┌─ INPUT ROWS

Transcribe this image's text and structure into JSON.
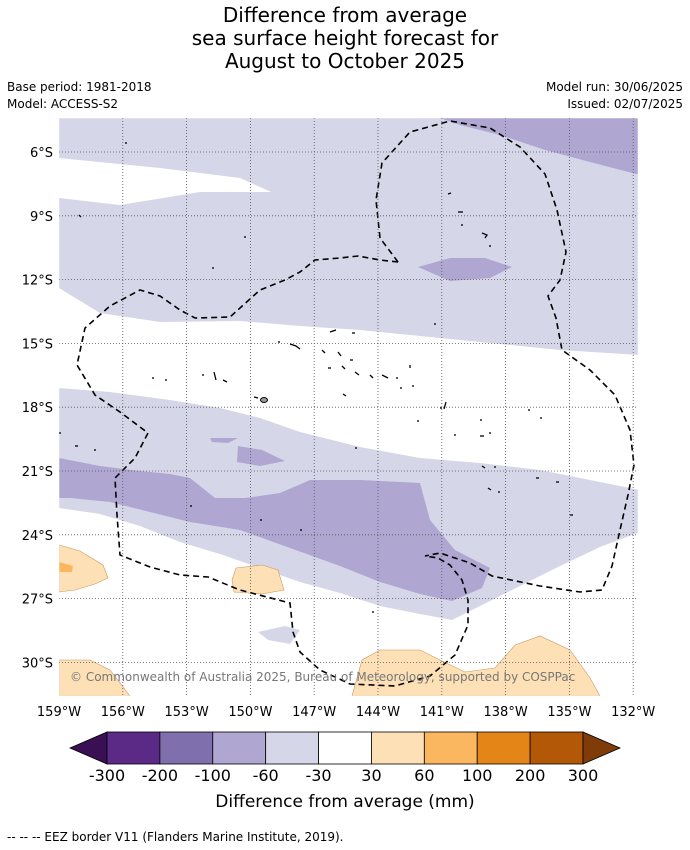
{
  "title_lines": [
    "Difference from average",
    "sea surface height forecast for",
    "August to October 2025"
  ],
  "info": {
    "base_period": "Base period: 1981-2018",
    "model": "Model: ACCESS-S2",
    "model_run": "Model run: 30/06/2025",
    "issued": "Issued: 02/07/2025"
  },
  "map": {
    "lat_labels": [
      "6°S",
      "9°S",
      "12°S",
      "15°S",
      "18°S",
      "21°S",
      "24°S",
      "27°S",
      "30°S"
    ],
    "lon_labels": [
      "159°W",
      "156°W",
      "153°W",
      "150°W",
      "147°W",
      "144°W",
      "141°W",
      "138°W",
      "135°W",
      "132°W"
    ],
    "copyright": "© Commonwealth of Australia 2025, Bureau of Meteorology, supported by COSPPac"
  },
  "colorbar": {
    "title": "Difference from average (mm)",
    "tick_labels": [
      "-300",
      "-200",
      "-100",
      "-60",
      "-30",
      "30",
      "60",
      "100",
      "200",
      "300"
    ],
    "colors": [
      "#3b0f53",
      "#5a2a86",
      "#7f70ad",
      "#afa7d1",
      "#d6d6e9",
      "#ffffff",
      "#fee0b6",
      "#fbb760",
      "#e38617",
      "#b35806",
      "#7f3b08"
    ]
  },
  "footer": "--  --  -- EEZ border V11 (Flanders Marine Institute, 2019)."
}
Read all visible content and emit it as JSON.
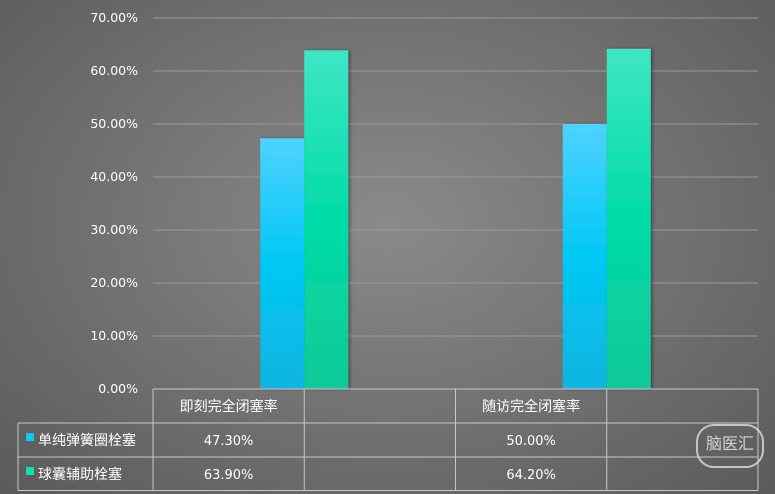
{
  "chart_data": {
    "type": "bar",
    "categories": [
      "即刻完全闭塞率",
      "随访完全闭塞率"
    ],
    "series": [
      {
        "name": "单纯弹簧圈栓塞",
        "values": [
          47.3,
          50.0
        ],
        "labels": [
          "47.30%",
          "50.00%"
        ],
        "color": "#12c8f0"
      },
      {
        "name": "球囊辅助栓塞",
        "values": [
          63.9,
          64.2
        ],
        "labels": [
          "63.90%",
          "64.20%"
        ],
        "color": "#10e0b0"
      }
    ],
    "y_ticks": [
      "0.00%",
      "10.00%",
      "20.00%",
      "30.00%",
      "40.00%",
      "50.00%",
      "60.00%",
      "70.00%"
    ],
    "ylim": [
      0,
      70
    ],
    "grid": true,
    "legend": "data-table"
  },
  "watermark": {
    "text": "脑医汇"
  }
}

└─

■ **REQUIRED TASK**
How many lines in these records hold the string "average"? Reply with the number alone.

■ **RESPONSE FOR THIS EXERCISE**
2